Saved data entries

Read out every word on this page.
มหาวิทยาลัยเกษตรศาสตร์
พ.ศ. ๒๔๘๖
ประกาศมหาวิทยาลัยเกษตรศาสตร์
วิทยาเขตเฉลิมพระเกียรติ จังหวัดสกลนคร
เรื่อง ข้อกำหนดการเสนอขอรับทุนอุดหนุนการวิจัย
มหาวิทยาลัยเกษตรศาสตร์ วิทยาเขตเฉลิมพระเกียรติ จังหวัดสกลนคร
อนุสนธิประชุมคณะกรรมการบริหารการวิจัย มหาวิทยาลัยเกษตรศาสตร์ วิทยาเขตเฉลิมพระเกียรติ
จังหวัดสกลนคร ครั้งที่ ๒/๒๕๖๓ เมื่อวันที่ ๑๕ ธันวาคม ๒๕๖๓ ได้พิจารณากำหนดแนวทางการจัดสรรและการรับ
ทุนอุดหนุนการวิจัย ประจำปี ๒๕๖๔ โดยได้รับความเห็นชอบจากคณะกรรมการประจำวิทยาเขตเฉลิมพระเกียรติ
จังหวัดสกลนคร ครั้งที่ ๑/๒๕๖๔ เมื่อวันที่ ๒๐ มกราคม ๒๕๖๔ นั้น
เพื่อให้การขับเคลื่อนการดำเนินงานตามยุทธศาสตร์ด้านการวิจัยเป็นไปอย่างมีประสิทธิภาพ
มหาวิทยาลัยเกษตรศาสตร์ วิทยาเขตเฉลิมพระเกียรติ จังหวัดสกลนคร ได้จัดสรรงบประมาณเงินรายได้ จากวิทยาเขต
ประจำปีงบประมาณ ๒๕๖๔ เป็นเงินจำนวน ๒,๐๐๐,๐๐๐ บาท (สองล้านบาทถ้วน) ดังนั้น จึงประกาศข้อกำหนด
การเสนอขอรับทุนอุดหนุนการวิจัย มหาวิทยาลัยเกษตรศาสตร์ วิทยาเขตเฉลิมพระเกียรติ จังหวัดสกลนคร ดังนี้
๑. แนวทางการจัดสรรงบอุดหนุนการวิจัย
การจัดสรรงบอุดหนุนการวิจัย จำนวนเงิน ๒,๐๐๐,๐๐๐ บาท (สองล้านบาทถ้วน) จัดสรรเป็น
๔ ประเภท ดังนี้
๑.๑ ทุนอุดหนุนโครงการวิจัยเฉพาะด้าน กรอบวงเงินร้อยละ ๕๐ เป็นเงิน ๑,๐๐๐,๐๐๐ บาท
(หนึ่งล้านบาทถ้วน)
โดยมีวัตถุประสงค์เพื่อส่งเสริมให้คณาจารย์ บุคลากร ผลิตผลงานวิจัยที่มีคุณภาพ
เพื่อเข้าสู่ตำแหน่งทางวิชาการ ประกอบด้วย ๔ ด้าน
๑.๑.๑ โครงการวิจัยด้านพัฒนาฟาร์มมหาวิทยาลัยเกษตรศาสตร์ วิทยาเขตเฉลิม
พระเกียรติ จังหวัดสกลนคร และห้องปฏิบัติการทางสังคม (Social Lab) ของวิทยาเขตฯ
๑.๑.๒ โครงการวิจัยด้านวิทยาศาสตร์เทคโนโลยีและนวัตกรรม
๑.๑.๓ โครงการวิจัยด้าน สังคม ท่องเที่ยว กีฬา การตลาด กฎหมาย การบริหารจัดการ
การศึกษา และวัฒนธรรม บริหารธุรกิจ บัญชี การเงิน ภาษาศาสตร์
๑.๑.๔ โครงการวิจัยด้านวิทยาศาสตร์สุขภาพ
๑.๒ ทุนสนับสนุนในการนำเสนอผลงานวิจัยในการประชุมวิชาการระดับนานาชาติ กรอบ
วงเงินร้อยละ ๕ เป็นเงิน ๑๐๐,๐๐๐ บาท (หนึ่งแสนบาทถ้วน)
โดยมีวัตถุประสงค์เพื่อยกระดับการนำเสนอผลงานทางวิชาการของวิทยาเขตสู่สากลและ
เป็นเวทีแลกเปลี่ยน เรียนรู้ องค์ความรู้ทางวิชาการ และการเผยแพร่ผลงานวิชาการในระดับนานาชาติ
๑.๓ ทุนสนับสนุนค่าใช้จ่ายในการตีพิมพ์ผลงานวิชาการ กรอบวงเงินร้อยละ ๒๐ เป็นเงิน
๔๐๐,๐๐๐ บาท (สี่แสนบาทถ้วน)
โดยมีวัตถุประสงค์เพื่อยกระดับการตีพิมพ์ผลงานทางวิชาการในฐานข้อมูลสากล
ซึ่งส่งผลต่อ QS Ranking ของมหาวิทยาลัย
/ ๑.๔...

> [DO THIS] Every line of the records that includes the word "ทยาเขตเฉล" should be gathered.

> [RESULT OF THIS TASK]
วิทยาเขตเฉลิมพระเกียรติ จังหวัดสกลนคร
มหาวิทยาลัยเกษตรศาสตร์ วิทยาเขตเฉลิมพระเกียรติ จังหวัดสกลนคร
อนุสนธิประชุมคณะกรรมการบริหารการวิจัย มหาวิทยาลัยเกษตรศาสตร์ วิทยาเขตเฉลิมพระเกียรติ
ทุนอุดหนุนการวิจัย ประจำปี ๒๕๖๔ โดยได้รับความเห็นชอบจากคณะกรรมการประจำวิทยาเขตเฉลิมพระเกียรติ
มหาวิทยาลัยเกษตรศาสตร์ วิทยาเขตเฉลิมพระเกียรติ จังหวัดสกลนคร ได้จัดสรรงบประมาณเงินรายได้ จากวิทยาเขต
การเสนอขอรับทุนอุดหนุนการวิจัย มหาวิทยาลัยเกษตรศาสตร์ วิทยาเขตเฉลิมพระเกียรติ จังหวัดสกลนคร ดังนี้
๑.๑.๑ โครงการวิจัยด้านพัฒนาฟาร์มมหาวิทยาลัยเกษตรศาสตร์ วิทยาเขตเฉลิม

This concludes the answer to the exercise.